--- Start SUPPLIED INFORMATION ---

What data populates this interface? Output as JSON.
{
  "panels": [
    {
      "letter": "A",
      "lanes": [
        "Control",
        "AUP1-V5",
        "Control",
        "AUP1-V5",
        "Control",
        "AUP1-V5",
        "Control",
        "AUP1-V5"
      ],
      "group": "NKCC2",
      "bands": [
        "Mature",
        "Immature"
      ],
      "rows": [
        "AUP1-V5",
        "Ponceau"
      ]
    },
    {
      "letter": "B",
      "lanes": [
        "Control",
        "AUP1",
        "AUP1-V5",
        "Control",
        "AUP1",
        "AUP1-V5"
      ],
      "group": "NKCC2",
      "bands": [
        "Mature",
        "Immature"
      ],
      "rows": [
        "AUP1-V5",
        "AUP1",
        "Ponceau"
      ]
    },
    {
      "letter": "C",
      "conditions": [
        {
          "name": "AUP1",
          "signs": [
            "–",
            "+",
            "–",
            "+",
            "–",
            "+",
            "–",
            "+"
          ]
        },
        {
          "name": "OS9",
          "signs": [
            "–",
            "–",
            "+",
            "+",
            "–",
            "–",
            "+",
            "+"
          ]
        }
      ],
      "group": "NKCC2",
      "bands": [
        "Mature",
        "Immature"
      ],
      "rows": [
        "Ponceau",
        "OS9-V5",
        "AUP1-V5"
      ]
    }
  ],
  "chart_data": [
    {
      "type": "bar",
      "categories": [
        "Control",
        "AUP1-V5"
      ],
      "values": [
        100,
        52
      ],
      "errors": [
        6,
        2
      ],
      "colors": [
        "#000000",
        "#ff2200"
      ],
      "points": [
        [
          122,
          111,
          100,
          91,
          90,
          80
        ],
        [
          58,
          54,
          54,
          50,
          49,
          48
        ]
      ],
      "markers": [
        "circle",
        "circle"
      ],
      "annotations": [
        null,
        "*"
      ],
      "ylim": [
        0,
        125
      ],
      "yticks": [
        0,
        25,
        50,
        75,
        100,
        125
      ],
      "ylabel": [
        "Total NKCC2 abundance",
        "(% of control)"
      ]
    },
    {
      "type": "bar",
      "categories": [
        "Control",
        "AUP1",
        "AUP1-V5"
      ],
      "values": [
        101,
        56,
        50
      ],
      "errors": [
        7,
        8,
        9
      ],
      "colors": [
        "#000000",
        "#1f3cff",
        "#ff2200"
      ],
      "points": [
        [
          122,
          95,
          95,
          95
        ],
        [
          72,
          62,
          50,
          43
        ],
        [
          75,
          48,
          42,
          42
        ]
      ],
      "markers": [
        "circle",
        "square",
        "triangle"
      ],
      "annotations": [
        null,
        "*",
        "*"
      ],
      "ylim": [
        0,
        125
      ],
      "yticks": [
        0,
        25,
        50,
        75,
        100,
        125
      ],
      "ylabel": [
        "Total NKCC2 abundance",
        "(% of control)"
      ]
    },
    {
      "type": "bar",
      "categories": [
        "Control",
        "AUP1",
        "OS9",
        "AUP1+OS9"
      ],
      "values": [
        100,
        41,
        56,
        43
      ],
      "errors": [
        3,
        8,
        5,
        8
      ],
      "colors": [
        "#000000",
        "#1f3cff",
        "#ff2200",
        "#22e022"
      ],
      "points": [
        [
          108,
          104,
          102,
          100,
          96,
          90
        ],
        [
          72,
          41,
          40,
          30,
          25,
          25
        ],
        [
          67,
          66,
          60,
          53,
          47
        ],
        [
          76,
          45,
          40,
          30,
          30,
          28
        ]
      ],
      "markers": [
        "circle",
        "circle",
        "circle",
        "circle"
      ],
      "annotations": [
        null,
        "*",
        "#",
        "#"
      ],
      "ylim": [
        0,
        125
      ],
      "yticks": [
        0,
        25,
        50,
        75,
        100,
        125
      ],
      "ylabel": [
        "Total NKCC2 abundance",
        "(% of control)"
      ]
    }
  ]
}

--- End SUPPLIED INFORMATION ---
--- Start SUPPLIED INFORMATION ---

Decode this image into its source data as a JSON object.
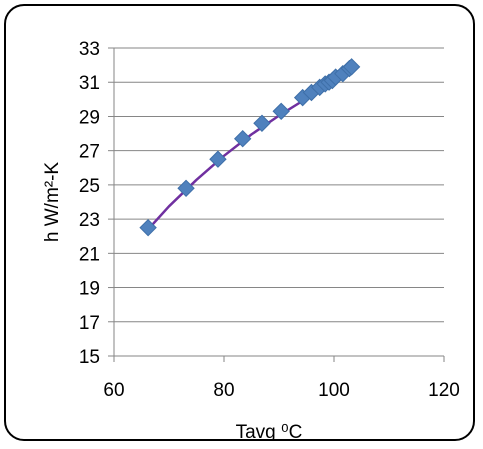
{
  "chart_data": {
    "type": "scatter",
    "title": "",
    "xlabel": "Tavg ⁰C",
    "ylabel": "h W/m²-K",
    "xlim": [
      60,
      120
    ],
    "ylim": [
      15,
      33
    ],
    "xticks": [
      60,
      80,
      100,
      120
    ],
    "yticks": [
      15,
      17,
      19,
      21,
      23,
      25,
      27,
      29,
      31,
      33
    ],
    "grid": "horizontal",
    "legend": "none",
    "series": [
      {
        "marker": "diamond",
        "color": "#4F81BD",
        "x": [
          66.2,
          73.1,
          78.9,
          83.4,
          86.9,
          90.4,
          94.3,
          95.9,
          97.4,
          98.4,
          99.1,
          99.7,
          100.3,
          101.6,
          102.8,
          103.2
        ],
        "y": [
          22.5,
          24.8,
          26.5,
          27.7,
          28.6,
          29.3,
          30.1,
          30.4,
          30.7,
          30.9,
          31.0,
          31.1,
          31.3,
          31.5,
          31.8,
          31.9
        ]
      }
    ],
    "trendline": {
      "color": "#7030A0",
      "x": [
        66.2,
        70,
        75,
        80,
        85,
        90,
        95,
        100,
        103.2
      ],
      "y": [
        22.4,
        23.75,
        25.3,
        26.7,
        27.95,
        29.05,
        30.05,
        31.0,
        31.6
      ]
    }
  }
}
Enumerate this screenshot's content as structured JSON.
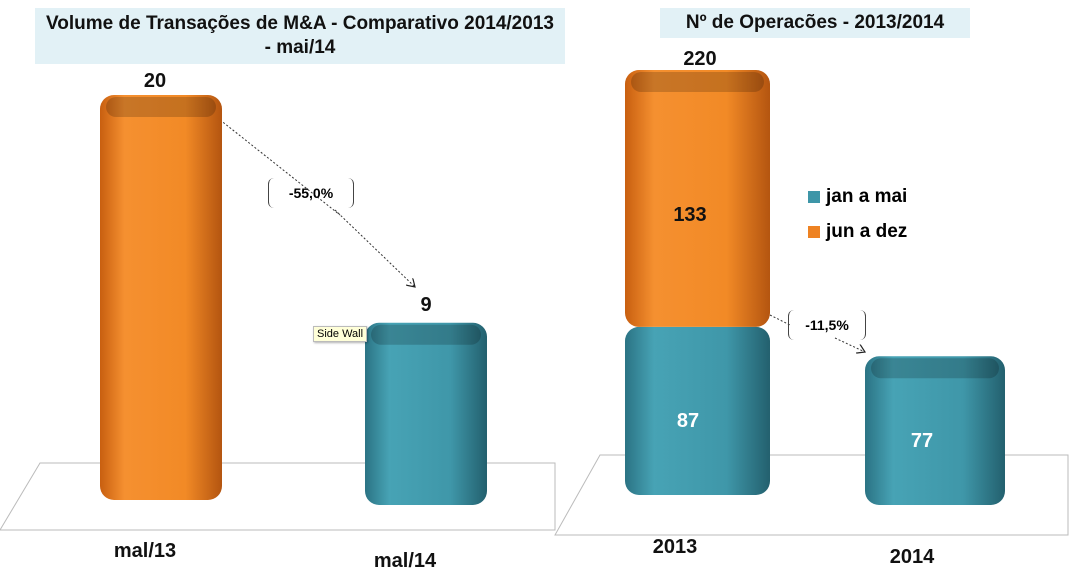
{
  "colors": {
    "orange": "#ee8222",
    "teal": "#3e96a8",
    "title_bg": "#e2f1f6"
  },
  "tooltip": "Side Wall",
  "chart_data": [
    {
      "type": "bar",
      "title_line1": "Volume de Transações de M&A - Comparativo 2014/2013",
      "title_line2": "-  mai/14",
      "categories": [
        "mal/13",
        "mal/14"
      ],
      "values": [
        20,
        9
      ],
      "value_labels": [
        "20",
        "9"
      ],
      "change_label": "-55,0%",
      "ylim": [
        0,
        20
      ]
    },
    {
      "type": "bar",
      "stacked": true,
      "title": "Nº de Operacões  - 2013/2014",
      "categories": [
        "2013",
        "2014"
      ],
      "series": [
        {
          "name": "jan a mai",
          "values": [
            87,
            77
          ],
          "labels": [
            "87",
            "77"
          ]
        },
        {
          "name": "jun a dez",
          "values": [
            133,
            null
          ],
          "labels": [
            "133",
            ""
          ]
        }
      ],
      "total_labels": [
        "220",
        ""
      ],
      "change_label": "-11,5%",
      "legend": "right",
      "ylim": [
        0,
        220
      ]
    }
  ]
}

--- End SUPPLIED INFORMATION ---
--- Start SUPPLIED INFORMATION ---

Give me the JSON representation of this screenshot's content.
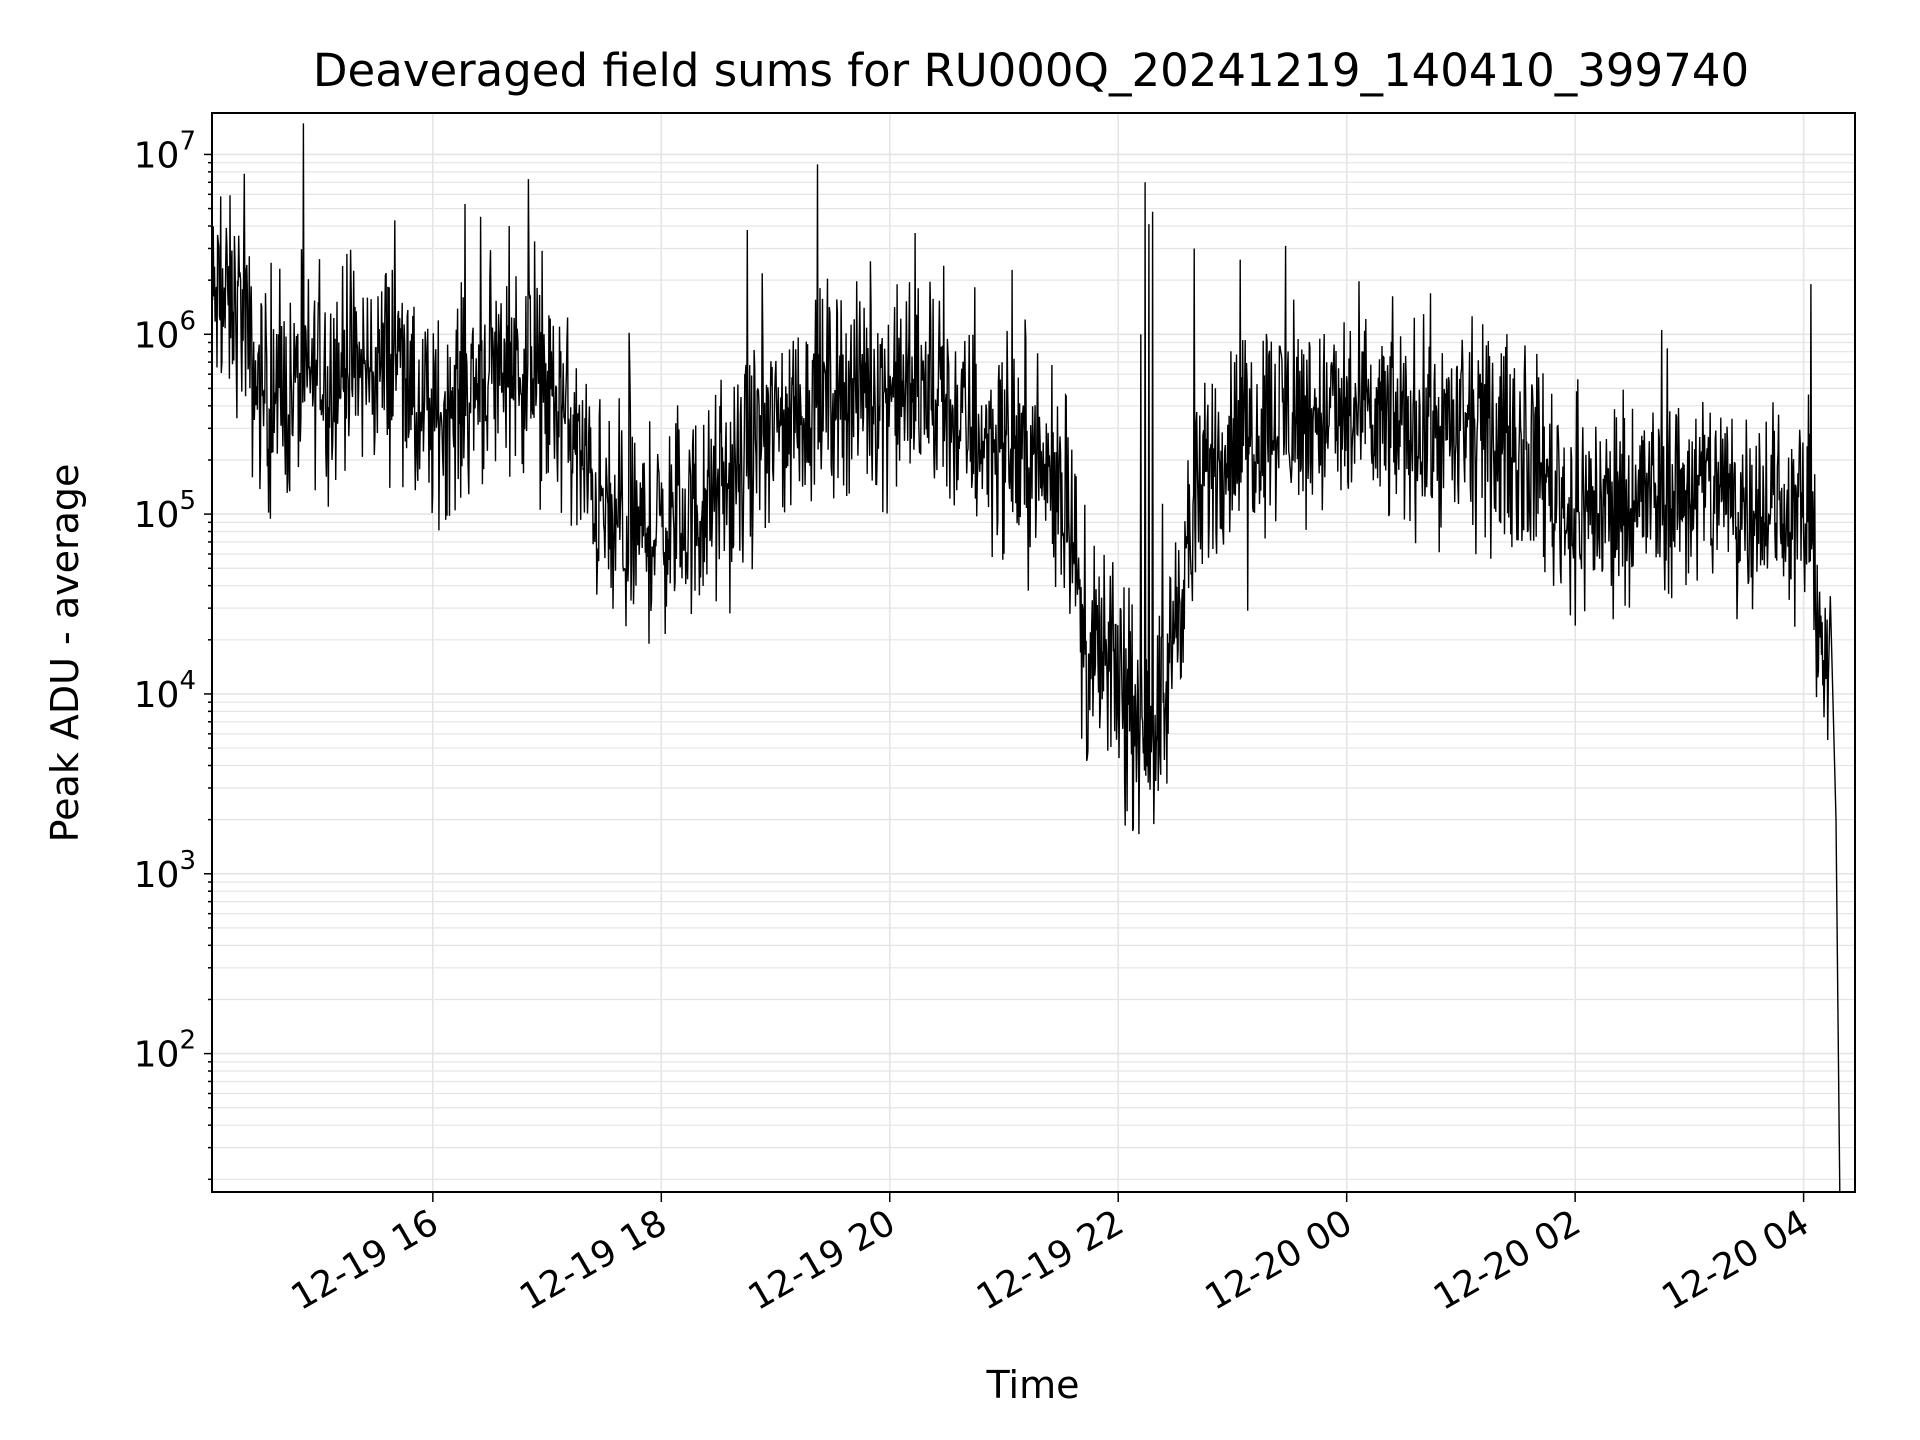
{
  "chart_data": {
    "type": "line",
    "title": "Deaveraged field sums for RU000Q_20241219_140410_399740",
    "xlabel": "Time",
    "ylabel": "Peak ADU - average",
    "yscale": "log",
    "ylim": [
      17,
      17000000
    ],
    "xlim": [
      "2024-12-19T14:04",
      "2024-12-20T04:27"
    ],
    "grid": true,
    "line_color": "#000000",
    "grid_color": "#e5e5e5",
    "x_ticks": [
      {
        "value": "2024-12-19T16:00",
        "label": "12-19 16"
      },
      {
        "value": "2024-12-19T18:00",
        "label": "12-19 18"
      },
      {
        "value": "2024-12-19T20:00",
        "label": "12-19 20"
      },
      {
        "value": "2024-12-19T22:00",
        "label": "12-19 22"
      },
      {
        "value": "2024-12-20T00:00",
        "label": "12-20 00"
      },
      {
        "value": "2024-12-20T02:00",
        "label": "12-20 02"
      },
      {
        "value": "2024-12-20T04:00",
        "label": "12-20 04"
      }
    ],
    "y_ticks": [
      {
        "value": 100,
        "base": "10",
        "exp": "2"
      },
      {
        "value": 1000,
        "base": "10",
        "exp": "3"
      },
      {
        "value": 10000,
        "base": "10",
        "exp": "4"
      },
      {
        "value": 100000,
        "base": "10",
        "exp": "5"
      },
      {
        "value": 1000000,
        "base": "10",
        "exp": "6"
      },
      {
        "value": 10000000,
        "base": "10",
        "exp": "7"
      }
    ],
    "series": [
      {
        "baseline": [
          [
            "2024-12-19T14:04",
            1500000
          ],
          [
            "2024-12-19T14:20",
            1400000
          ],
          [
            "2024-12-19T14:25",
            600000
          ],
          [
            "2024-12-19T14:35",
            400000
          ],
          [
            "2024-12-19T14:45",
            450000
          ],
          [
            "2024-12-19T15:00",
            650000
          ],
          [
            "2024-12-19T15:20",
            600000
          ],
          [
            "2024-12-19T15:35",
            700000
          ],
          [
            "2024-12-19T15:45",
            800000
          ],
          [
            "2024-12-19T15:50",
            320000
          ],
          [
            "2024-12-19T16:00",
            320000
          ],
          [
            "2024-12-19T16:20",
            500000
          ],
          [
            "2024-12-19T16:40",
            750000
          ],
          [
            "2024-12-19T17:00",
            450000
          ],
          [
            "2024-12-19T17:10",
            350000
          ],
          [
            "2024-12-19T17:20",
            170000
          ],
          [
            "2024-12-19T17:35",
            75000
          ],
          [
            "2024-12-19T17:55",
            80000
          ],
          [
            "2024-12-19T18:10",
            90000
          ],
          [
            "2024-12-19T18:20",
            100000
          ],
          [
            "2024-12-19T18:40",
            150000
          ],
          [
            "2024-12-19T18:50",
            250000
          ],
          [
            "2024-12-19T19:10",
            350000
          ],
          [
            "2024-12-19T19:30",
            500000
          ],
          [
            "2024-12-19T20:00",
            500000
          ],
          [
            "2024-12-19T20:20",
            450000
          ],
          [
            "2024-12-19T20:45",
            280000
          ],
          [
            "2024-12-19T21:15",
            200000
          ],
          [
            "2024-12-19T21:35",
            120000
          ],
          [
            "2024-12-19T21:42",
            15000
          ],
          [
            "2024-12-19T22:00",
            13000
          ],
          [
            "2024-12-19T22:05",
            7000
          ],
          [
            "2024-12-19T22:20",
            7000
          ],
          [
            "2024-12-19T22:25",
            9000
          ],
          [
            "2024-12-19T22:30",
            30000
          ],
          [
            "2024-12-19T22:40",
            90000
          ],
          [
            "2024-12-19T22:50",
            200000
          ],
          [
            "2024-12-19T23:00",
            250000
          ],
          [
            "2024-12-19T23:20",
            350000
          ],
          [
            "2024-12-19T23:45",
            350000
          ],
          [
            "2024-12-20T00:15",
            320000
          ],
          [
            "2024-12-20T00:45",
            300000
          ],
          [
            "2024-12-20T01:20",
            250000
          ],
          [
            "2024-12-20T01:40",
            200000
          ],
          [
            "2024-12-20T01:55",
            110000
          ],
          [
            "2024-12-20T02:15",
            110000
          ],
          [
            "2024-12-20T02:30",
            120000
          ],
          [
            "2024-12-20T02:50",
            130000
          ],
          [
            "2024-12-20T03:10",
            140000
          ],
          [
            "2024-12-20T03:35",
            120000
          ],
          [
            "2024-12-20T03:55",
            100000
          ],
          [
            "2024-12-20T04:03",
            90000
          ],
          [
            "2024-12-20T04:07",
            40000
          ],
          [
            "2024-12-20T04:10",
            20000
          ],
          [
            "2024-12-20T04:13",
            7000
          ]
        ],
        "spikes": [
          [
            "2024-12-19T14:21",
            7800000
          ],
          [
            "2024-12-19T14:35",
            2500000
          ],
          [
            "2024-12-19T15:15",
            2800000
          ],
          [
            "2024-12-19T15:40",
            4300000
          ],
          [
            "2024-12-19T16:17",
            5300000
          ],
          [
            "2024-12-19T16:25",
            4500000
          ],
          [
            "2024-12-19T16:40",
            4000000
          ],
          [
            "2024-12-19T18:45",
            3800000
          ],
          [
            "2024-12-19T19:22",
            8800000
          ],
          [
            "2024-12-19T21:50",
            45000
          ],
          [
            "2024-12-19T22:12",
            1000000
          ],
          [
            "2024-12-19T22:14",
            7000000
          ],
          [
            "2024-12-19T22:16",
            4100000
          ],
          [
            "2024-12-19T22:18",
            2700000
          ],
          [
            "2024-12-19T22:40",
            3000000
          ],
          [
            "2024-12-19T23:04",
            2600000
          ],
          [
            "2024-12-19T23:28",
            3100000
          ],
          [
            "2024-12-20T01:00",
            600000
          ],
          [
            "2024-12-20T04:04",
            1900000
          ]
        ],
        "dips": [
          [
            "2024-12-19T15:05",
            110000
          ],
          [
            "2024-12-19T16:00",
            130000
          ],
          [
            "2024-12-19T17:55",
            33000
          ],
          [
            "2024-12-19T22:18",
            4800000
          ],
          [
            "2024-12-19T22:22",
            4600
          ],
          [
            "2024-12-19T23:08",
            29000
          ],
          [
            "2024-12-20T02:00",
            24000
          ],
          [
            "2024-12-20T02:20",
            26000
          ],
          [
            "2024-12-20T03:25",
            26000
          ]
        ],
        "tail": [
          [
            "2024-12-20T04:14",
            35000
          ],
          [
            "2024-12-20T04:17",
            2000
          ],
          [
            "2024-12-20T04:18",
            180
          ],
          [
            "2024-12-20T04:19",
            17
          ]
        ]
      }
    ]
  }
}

--- End SUPPLIED INFORMATION ---

THE TASK: Extract every line of the records above that contains the word "JSON".

RESULT OF THIS EXERCISE:
What data populates this interface? Output as JSON.
Decode this image into its source data as a JSON object.
Enumerate this screenshot's content as structured JSON.
Give me the JSON representation of this screenshot's content.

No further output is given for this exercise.